··· INPUT MATERIAL ···

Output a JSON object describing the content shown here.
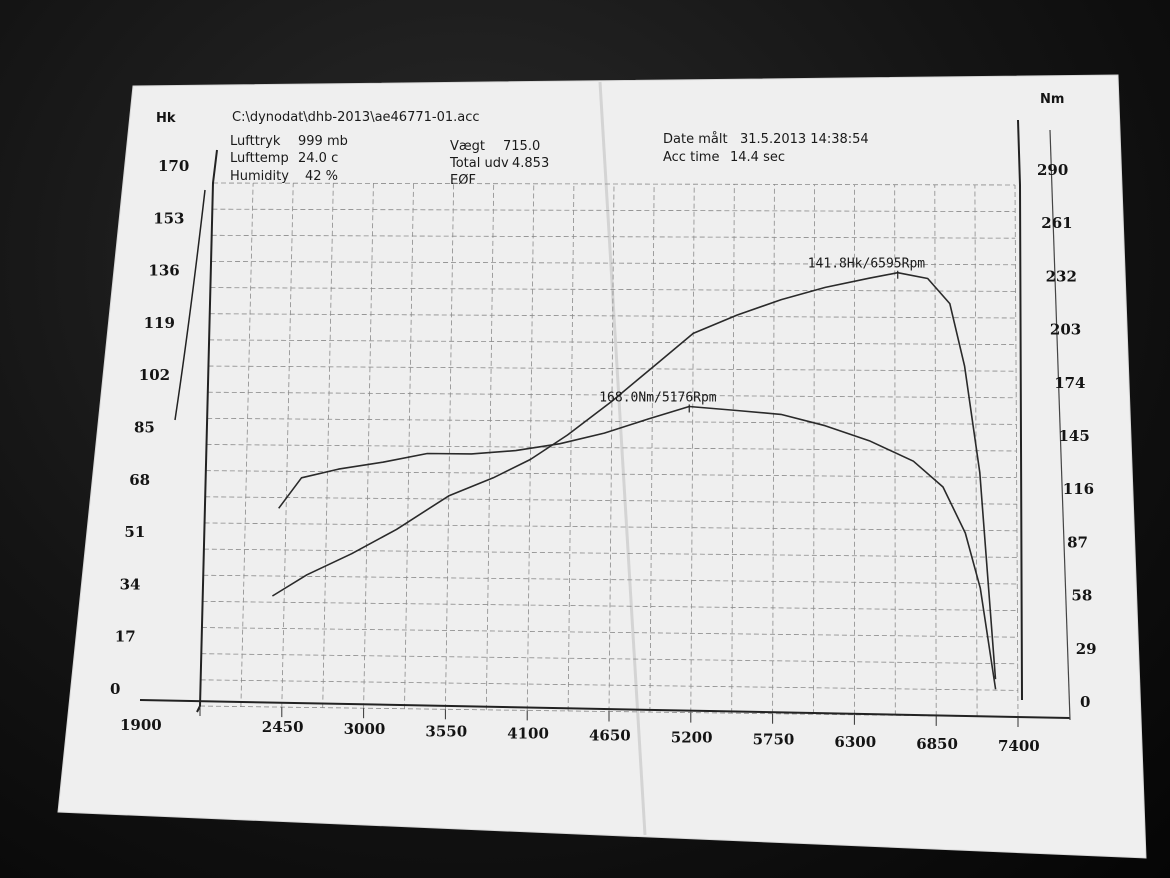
{
  "header": {
    "file_path": "C:\\dynodat\\dhb-2013\\ae46771-01.acc",
    "lufttryk_label": "Lufttryk",
    "lufttryk_value": "999 mb",
    "lufttemp_label": "Lufttemp",
    "lufttemp_value": "24.0 c",
    "humidity_label": "Humidity",
    "humidity_value": "42 %",
    "vaegt_label": "Vægt",
    "vaegt_value": "715.0",
    "total_udv_label": "Total udv",
    "total_udv_value": "4.853",
    "eof_label": "EØF",
    "date_label": "Date målt",
    "date_value": "31.5.2013 14:38:54",
    "acc_label": "Acc time",
    "acc_value": "14.4 sec"
  },
  "chart_data": {
    "type": "line",
    "title": "",
    "xlabel": "",
    "x_ticks": [
      "1900",
      "2450",
      "3000",
      "3550",
      "4100",
      "4650",
      "5200",
      "5750",
      "6300",
      "6850",
      "7400"
    ],
    "xlim": [
      1900,
      7400
    ],
    "y_left": {
      "label": "Hk",
      "ticks": [
        "0",
        "17",
        "34",
        "51",
        "68",
        "85",
        "102",
        "119",
        "136",
        "153",
        "170"
      ],
      "ylim": [
        0,
        170
      ]
    },
    "y_right": {
      "label": "Nm",
      "ticks": [
        "0",
        "29",
        "58",
        "87",
        "116",
        "145",
        "174",
        "203",
        "232",
        "261",
        "290"
      ],
      "ylim": [
        0,
        290
      ]
    },
    "grid": true,
    "series": [
      {
        "name": "Hk",
        "axis": "left",
        "color": "#2a2a2a",
        "x": [
          2370,
          2600,
          2900,
          3200,
          3550,
          3850,
          4100,
          4350,
          4650,
          4950,
          5200,
          5500,
          5800,
          6100,
          6400,
          6595,
          6800,
          6950,
          7050,
          7150,
          7250
        ],
        "y": [
          36,
          43,
          50,
          58,
          69,
          75,
          81,
          89,
          100,
          112,
          122,
          128,
          133,
          137,
          140,
          141.8,
          140,
          132,
          112,
          78,
          12
        ]
      },
      {
        "name": "Nm",
        "axis": "right",
        "color": "#2a2a2a",
        "x": [
          2400,
          2550,
          2800,
          3100,
          3400,
          3700,
          4000,
          4300,
          4600,
          4900,
          5176,
          5500,
          5800,
          6100,
          6400,
          6700,
          6900,
          7050,
          7150,
          7250
        ],
        "y": [
          110,
          127,
          132,
          136,
          141,
          141,
          143,
          147,
          153,
          161,
          168,
          166,
          164,
          158,
          150,
          139,
          125,
          100,
          70,
          15
        ]
      }
    ],
    "annotations": [
      {
        "text": "141.8Hk/6595Rpm",
        "x": 6595,
        "axis": "left",
        "y": 141.8
      },
      {
        "text": "168.0Nm/5176Rpm",
        "x": 5176,
        "axis": "right",
        "y": 168.0
      }
    ]
  }
}
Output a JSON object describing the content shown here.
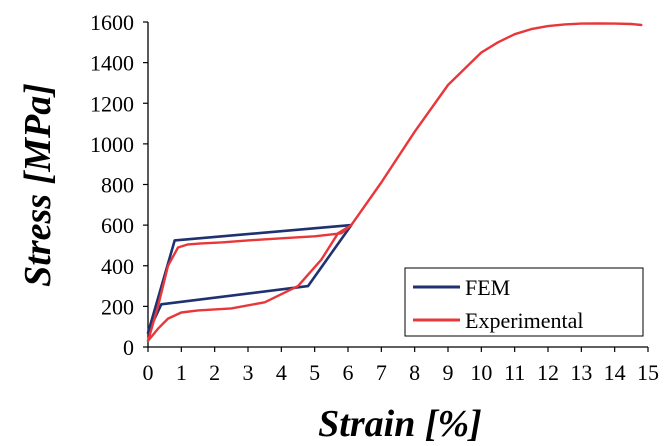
{
  "chart_data": {
    "type": "line",
    "title": "",
    "xlabel": "Strain [%]",
    "ylabel": "Stress [MPa]",
    "xlim": [
      0,
      15
    ],
    "ylim": [
      0,
      1600
    ],
    "xticks": [
      "0",
      "1",
      "2",
      "3",
      "4",
      "5",
      "6",
      "7",
      "8",
      "9",
      "10",
      "11",
      "12",
      "13",
      "14",
      "15"
    ],
    "yticks": [
      "0",
      "200",
      "400",
      "600",
      "800",
      "1000",
      "1200",
      "1400",
      "1600"
    ],
    "grid": false,
    "legend_position": "bottom-right",
    "series": [
      {
        "name": "FEM",
        "color": "#1f3170",
        "x": [
          0,
          0.8,
          6.1,
          4.8,
          0.4,
          0
        ],
        "y": [
          70,
          525,
          600,
          300,
          210,
          70
        ]
      },
      {
        "name": "Experimental",
        "color": "#e8373a",
        "x": [
          0,
          0.3,
          0.6,
          0.9,
          1.2,
          1.6,
          2.2,
          3.0,
          4.0,
          5.0,
          5.8,
          6.1,
          7.0,
          8.0,
          9.0,
          10.0,
          10.5,
          11.0,
          11.5,
          12.0,
          12.5,
          13.0,
          13.5,
          14.0,
          14.5,
          14.8,
          14.5,
          14.0,
          13.5,
          13.0,
          12.5,
          12.0,
          11.5,
          11.0,
          10.5,
          10.0,
          9.0,
          8.0,
          7.0,
          6.1,
          5.7,
          5.2,
          4.5,
          3.5,
          2.5,
          1.5,
          1.0,
          0.6,
          0.3,
          0
        ],
        "y": [
          30,
          200,
          400,
          490,
          505,
          510,
          515,
          525,
          535,
          545,
          560,
          600,
          810,
          1060,
          1290,
          1450,
          1500,
          1540,
          1565,
          1580,
          1588,
          1592,
          1593,
          1592,
          1590,
          1585,
          1590,
          1592,
          1593,
          1592,
          1588,
          1580,
          1565,
          1540,
          1500,
          1450,
          1290,
          1060,
          810,
          600,
          560,
          430,
          300,
          220,
          190,
          180,
          170,
          140,
          90,
          30
        ]
      }
    ]
  }
}
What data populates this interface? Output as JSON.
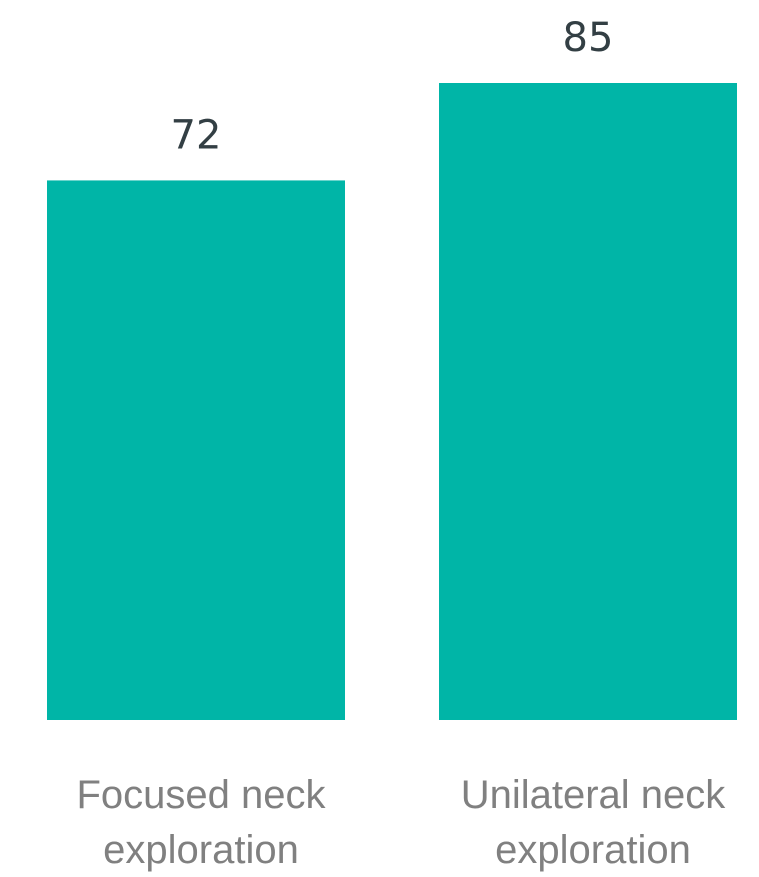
{
  "chart_data": {
    "type": "bar",
    "categories": [
      [
        "Focused neck",
        "exploration"
      ],
      [
        "Unilateral neck",
        "exploration"
      ]
    ],
    "values": [
      72,
      85
    ],
    "value_labels": [
      "72",
      "85"
    ],
    "title": "",
    "xlabel": "",
    "ylabel": "",
    "ylim": [
      0,
      85
    ],
    "grid": false,
    "legend": "none",
    "bar_color": "#00b5a7"
  }
}
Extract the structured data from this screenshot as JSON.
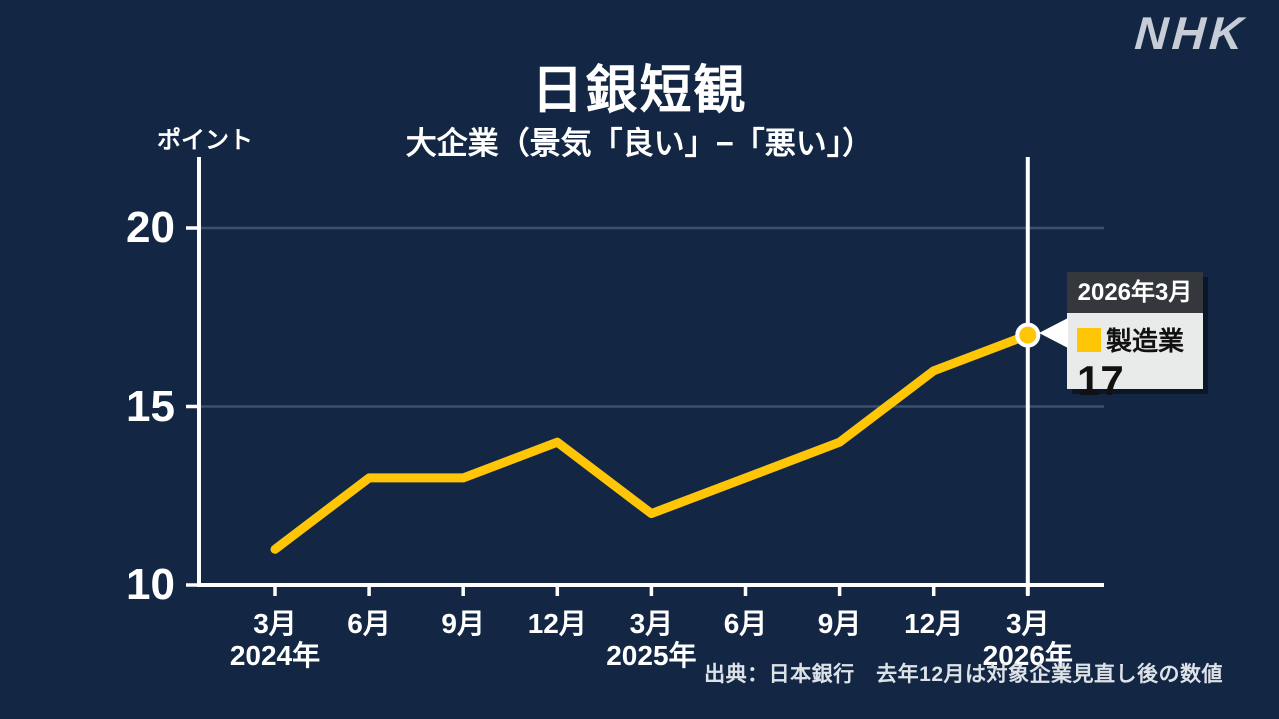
{
  "branding": {
    "logo": "NHK"
  },
  "colors": {
    "background": "#132744",
    "accent_yellow": "#ffc608",
    "axis_white": "#ffffff",
    "grid": "rgba(190,205,225,0.25)",
    "tooltip_header_bg": "#34383c",
    "tooltip_body_bg": "#e9eaea",
    "logo_gray": "#c6cdd6"
  },
  "chart_data": {
    "type": "line",
    "title": "日銀短観",
    "subtitle": "大企業（景気「良い」−「悪い」）",
    "unit_label": "ポイント",
    "x_tick_labels": [
      "3月",
      "6月",
      "9月",
      "12月",
      "3月",
      "6月",
      "9月",
      "12月",
      "3月"
    ],
    "x_year_labels": [
      {
        "index": 0,
        "label": "2024年"
      },
      {
        "index": 4,
        "label": "2025年"
      },
      {
        "index": 8,
        "label": "2026年"
      }
    ],
    "y_ticks": [
      10,
      15,
      20
    ],
    "ylim": [
      10,
      22
    ],
    "grid": "horizontal-faint",
    "series": [
      {
        "name": "製造業",
        "values": [
          11,
          13,
          13,
          14,
          12,
          13,
          14,
          16,
          17
        ]
      }
    ],
    "highlight": {
      "index": 8,
      "label": "2026年3月",
      "series_swatch": "yellow-square",
      "series": "製造業",
      "value": "17"
    },
    "source": "出典：日本銀行　去年12月は対象企業見直し後の数値"
  }
}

···

WHAT YOU SHOULD DO: Reproduce each line exactly, please, except for any pictures.

RESULT OF THE EXERCISE:
Output a JSON object describing the content shown here.
{
  "header": {
    "file_path": "C:\\dynodat\\dhb-2013\\ae46771-01.acc",
    "lufttryk_label": "Lufttryk",
    "lufttryk_value": "999 mb",
    "lufttemp_label": "Lufttemp",
    "lufttemp_value": "24.0 c",
    "humidity_label": "Humidity",
    "humidity_value": "42 %",
    "vaegt_label": "Vægt",
    "vaegt_value": "715.0",
    "total_udv_label": "Total udv",
    "total_udv_value": "4.853",
    "eof_label": "EØF",
    "date_label": "Date målt",
    "date_value": "31.5.2013 14:38:54",
    "acc_label": "Acc time",
    "acc_value": "14.4 sec"
  },
  "chart_data": {
    "type": "line",
    "title": "",
    "xlabel": "",
    "x_ticks": [
      "1900",
      "2450",
      "3000",
      "3550",
      "4100",
      "4650",
      "5200",
      "5750",
      "6300",
      "6850",
      "7400"
    ],
    "xlim": [
      1900,
      7400
    ],
    "y_left": {
      "label": "Hk",
      "ticks": [
        "0",
        "17",
        "34",
        "51",
        "68",
        "85",
        "102",
        "119",
        "136",
        "153",
        "170"
      ],
      "ylim": [
        0,
        170
      ]
    },
    "y_right": {
      "label": "Nm",
      "ticks": [
        "0",
        "29",
        "58",
        "87",
        "116",
        "145",
        "174",
        "203",
        "232",
        "261",
        "290"
      ],
      "ylim": [
        0,
        290
      ]
    },
    "grid": true,
    "series": [
      {
        "name": "Hk",
        "axis": "left",
        "color": "#2a2a2a",
        "x": [
          2370,
          2600,
          2900,
          3200,
          3550,
          3850,
          4100,
          4350,
          4650,
          4950,
          5200,
          5500,
          5800,
          6100,
          6400,
          6595,
          6800,
          6950,
          7050,
          7150,
          7250
        ],
        "y": [
          36,
          43,
          50,
          58,
          69,
          75,
          81,
          89,
          100,
          112,
          122,
          128,
          133,
          137,
          140,
          141.8,
          140,
          132,
          112,
          78,
          12
        ]
      },
      {
        "name": "Nm",
        "axis": "right",
        "color": "#2a2a2a",
        "x": [
          2400,
          2550,
          2800,
          3100,
          3400,
          3700,
          4000,
          4300,
          4600,
          4900,
          5176,
          5500,
          5800,
          6100,
          6400,
          6700,
          6900,
          7050,
          7150,
          7250
        ],
        "y": [
          110,
          127,
          132,
          136,
          141,
          141,
          143,
          147,
          153,
          161,
          168,
          166,
          164,
          158,
          150,
          139,
          125,
          100,
          70,
          15
        ]
      }
    ],
    "annotations": [
      {
        "text": "141.8Hk/6595Rpm",
        "x": 6595,
        "axis": "left",
        "y": 141.8
      },
      {
        "text": "168.0Nm/5176Rpm",
        "x": 5176,
        "axis": "right",
        "y": 168.0
      }
    ]
  }
}
Output a JSON object describing the content shown here.
{
  "chart_data": {
    "type": "line",
    "title": "",
    "xlabel": "Strain [%]",
    "ylabel": "Stress [MPa]",
    "xlim": [
      0,
      15
    ],
    "ylim": [
      0,
      1600
    ],
    "xticks": [
      "0",
      "1",
      "2",
      "3",
      "4",
      "5",
      "6",
      "7",
      "8",
      "9",
      "10",
      "11",
      "12",
      "13",
      "14",
      "15"
    ],
    "yticks": [
      "0",
      "200",
      "400",
      "600",
      "800",
      "1000",
      "1200",
      "1400",
      "1600"
    ],
    "grid": false,
    "legend_position": "bottom-right",
    "series": [
      {
        "name": "FEM",
        "color": "#1f3170",
        "x": [
          0,
          0.8,
          6.1,
          4.8,
          0.4,
          0
        ],
        "y": [
          70,
          525,
          600,
          300,
          210,
          70
        ]
      },
      {
        "name": "Experimental",
        "color": "#e8373a",
        "x": [
          0,
          0.3,
          0.6,
          0.9,
          1.2,
          1.6,
          2.2,
          3.0,
          4.0,
          5.0,
          5.8,
          6.1,
          7.0,
          8.0,
          9.0,
          10.0,
          10.5,
          11.0,
          11.5,
          12.0,
          12.5,
          13.0,
          13.5,
          14.0,
          14.5,
          14.8,
          14.5,
          14.0,
          13.5,
          13.0,
          12.5,
          12.0,
          11.5,
          11.0,
          10.5,
          10.0,
          9.0,
          8.0,
          7.0,
          6.1,
          5.7,
          5.2,
          4.5,
          3.5,
          2.5,
          1.5,
          1.0,
          0.6,
          0.3,
          0
        ],
        "y": [
          30,
          200,
          400,
          490,
          505,
          510,
          515,
          525,
          535,
          545,
          560,
          600,
          810,
          1060,
          1290,
          1450,
          1500,
          1540,
          1565,
          1580,
          1588,
          1592,
          1593,
          1592,
          1590,
          1585,
          1590,
          1592,
          1593,
          1592,
          1588,
          1580,
          1565,
          1540,
          1500,
          1450,
          1290,
          1060,
          810,
          600,
          560,
          430,
          300,
          220,
          190,
          180,
          170,
          140,
          90,
          30
        ]
      }
    ]
  }
}
What data populates this interface? Output as JSON.
{
  "chart_data": {
    "type": "bar",
    "categories": [
      [
        "Focused neck",
        "exploration"
      ],
      [
        "Unilateral neck",
        "exploration"
      ]
    ],
    "values": [
      72,
      85
    ],
    "value_labels": [
      "72",
      "85"
    ],
    "title": "",
    "xlabel": "",
    "ylabel": "",
    "ylim": [
      0,
      85
    ],
    "grid": false,
    "legend": "none",
    "bar_color": "#00b5a7"
  }
}
Extract the structured data from this screenshot as JSON.
{
  "branding": {
    "logo": "NHK"
  },
  "colors": {
    "background": "#132744",
    "accent_yellow": "#ffc608",
    "axis_white": "#ffffff",
    "grid": "rgba(190,205,225,0.25)",
    "tooltip_header_bg": "#34383c",
    "tooltip_body_bg": "#e9eaea",
    "logo_gray": "#c6cdd6"
  },
  "chart_data": {
    "type": "line",
    "title": "日銀短観",
    "subtitle": "大企業（景気「良い」−「悪い」）",
    "unit_label": "ポイント",
    "x_tick_labels": [
      "3月",
      "6月",
      "9月",
      "12月",
      "3月",
      "6月",
      "9月",
      "12月",
      "3月"
    ],
    "x_year_labels": [
      {
        "index": 0,
        "label": "2024年"
      },
      {
        "index": 4,
        "label": "2025年"
      },
      {
        "index": 8,
        "label": "2026年"
      }
    ],
    "y_ticks": [
      10,
      15,
      20
    ],
    "ylim": [
      10,
      22
    ],
    "grid": "horizontal-faint",
    "series": [
      {
        "name": "製造業",
        "values": [
          11,
          13,
          13,
          14,
          12,
          13,
          14,
          16,
          17
        ]
      }
    ],
    "highlight": {
      "index": 8,
      "label": "2026年3月",
      "series_swatch": "yellow-square",
      "series": "製造業",
      "value": "17"
    },
    "source": "出典：日本銀行　去年12月は対象企業見直し後の数値"
  }
}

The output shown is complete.